Saved entries>
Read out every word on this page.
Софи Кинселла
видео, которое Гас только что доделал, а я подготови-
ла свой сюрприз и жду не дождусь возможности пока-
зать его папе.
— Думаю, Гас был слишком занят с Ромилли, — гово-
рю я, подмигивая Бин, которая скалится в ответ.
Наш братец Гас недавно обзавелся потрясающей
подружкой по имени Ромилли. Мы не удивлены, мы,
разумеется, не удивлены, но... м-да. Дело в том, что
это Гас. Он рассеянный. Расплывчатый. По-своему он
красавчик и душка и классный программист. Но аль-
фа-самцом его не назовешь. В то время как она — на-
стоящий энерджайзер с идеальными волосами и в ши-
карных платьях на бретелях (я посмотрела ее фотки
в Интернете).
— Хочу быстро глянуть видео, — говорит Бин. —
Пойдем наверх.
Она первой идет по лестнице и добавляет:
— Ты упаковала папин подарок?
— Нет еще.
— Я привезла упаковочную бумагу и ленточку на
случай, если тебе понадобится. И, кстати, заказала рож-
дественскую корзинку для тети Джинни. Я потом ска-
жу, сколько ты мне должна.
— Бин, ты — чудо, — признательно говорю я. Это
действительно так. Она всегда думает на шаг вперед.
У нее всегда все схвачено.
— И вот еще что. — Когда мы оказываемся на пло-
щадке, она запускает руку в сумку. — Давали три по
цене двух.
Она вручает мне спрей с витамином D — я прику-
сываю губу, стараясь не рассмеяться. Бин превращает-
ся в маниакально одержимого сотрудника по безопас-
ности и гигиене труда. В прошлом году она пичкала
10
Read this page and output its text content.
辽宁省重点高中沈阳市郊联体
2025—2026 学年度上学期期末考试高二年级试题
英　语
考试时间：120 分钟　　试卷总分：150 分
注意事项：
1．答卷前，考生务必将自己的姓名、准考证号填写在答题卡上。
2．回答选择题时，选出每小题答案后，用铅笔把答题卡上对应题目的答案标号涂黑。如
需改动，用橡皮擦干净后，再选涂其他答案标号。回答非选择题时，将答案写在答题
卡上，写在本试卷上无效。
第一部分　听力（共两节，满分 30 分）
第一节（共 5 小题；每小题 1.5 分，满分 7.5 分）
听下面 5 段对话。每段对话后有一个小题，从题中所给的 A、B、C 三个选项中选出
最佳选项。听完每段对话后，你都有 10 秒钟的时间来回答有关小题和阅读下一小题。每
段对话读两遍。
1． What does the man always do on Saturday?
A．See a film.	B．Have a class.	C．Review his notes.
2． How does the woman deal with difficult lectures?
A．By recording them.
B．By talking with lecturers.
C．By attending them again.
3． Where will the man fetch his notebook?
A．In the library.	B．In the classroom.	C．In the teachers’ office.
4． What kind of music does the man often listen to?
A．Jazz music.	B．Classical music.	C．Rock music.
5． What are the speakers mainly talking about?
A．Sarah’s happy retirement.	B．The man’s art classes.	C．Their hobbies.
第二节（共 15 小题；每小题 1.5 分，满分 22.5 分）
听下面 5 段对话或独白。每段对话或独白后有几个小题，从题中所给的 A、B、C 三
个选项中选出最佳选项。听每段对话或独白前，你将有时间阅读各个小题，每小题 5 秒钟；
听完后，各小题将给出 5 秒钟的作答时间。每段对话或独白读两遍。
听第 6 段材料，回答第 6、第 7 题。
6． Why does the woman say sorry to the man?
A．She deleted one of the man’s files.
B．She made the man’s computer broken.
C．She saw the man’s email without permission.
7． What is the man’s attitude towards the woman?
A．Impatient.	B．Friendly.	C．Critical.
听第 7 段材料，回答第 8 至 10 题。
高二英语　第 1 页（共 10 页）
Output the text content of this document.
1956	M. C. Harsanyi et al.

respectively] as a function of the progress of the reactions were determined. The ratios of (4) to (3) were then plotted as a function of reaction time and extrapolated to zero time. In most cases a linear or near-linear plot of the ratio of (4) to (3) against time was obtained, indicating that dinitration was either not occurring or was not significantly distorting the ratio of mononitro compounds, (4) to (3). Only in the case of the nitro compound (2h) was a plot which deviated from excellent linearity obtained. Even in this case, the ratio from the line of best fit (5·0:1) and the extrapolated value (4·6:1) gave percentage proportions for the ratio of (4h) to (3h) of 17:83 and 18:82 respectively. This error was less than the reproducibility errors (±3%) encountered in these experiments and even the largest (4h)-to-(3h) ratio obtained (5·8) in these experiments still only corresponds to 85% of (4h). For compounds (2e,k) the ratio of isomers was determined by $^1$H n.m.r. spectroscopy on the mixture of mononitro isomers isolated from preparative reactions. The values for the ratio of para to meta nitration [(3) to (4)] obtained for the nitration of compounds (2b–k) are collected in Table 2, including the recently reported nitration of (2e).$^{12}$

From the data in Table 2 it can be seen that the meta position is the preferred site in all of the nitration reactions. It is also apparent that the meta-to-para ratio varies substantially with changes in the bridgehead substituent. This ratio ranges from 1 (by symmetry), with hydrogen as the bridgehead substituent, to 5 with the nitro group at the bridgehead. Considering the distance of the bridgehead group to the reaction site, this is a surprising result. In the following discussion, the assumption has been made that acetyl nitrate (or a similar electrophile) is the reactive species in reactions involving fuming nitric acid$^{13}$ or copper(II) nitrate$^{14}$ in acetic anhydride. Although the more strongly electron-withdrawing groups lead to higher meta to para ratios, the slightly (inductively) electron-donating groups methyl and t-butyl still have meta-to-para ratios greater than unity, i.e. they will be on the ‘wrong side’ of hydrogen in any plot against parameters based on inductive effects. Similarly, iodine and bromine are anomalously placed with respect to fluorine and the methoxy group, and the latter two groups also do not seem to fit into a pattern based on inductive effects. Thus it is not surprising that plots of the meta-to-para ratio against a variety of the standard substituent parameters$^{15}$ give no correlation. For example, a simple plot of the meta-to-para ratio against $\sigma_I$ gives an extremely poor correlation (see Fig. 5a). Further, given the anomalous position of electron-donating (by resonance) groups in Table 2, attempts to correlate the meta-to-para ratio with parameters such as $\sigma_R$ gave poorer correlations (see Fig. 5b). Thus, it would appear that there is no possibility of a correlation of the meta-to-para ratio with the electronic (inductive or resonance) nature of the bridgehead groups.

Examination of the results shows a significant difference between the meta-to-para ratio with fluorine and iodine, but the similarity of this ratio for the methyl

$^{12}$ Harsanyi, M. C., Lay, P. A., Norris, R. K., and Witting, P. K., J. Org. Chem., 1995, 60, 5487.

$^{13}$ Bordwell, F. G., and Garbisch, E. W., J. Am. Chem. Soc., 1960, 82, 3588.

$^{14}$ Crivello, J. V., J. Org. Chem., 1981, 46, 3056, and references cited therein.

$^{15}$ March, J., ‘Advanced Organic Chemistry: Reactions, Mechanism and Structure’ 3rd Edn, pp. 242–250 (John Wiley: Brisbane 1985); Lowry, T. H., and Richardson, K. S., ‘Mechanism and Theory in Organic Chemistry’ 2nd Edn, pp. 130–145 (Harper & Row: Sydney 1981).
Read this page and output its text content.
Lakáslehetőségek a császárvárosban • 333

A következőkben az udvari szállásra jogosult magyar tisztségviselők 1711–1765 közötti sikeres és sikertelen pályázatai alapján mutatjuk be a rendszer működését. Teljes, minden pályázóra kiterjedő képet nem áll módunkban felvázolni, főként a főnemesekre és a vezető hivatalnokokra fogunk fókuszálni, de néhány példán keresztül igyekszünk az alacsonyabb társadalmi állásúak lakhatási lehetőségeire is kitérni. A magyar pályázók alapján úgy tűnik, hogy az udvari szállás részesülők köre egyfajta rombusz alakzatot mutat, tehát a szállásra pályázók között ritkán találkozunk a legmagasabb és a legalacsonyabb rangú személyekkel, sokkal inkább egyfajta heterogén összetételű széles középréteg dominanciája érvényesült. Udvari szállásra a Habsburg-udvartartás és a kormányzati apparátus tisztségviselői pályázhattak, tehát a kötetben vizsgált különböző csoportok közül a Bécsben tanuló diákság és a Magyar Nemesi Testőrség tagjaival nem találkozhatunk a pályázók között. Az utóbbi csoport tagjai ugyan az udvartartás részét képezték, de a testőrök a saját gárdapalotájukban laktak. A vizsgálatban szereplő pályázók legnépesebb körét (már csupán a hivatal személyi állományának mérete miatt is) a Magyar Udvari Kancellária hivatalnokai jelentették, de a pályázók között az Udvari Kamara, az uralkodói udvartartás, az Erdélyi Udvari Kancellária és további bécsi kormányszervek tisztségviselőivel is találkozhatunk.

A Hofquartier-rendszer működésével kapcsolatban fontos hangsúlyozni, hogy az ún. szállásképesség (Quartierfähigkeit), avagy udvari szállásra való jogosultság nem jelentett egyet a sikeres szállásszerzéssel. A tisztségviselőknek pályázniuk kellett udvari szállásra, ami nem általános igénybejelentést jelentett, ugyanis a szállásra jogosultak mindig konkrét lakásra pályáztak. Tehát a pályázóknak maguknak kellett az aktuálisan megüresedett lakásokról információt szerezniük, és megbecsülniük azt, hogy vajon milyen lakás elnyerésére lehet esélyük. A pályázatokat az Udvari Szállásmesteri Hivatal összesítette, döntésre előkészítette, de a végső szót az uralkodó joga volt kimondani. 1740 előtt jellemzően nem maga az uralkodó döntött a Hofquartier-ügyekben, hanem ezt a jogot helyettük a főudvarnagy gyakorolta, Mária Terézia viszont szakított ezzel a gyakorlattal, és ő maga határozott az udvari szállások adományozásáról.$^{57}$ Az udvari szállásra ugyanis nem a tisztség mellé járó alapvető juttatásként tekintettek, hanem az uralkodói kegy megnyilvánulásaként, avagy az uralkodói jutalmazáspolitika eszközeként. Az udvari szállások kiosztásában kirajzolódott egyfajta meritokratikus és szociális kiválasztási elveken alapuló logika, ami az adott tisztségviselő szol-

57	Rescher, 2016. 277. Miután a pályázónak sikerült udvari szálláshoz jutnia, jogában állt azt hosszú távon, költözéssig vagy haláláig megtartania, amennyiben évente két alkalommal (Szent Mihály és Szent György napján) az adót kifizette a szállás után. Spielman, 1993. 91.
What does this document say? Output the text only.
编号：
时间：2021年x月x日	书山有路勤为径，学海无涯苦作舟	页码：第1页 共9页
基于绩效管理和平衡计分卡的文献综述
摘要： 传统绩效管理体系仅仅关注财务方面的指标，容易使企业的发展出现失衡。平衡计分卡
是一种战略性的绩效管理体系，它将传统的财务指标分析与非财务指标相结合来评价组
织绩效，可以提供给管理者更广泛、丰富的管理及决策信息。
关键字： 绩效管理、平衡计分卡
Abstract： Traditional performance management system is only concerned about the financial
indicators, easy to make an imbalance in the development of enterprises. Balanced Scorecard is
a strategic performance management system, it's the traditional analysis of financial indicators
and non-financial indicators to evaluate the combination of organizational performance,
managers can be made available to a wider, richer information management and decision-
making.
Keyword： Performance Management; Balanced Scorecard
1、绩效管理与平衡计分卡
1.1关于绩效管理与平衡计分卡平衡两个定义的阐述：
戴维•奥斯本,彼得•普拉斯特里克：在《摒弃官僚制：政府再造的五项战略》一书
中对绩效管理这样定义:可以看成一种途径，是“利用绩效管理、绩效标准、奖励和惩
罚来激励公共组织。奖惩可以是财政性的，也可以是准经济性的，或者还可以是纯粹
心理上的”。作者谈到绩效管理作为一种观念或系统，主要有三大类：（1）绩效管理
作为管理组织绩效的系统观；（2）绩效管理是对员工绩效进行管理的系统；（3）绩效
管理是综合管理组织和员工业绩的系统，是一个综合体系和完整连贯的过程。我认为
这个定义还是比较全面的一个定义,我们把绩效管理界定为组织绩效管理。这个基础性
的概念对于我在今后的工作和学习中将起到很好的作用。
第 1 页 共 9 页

TASK STATEMENT>
Report each line of the material above where the word "What" appears.

THE SOLUTION>
1． What does the man always do on Saturday?
4． What kind of music does the man often listen to?
5． What are the speakers mainly talking about?
7． What is the man’s attitude towards the woman?
What does this document say? Output the text only.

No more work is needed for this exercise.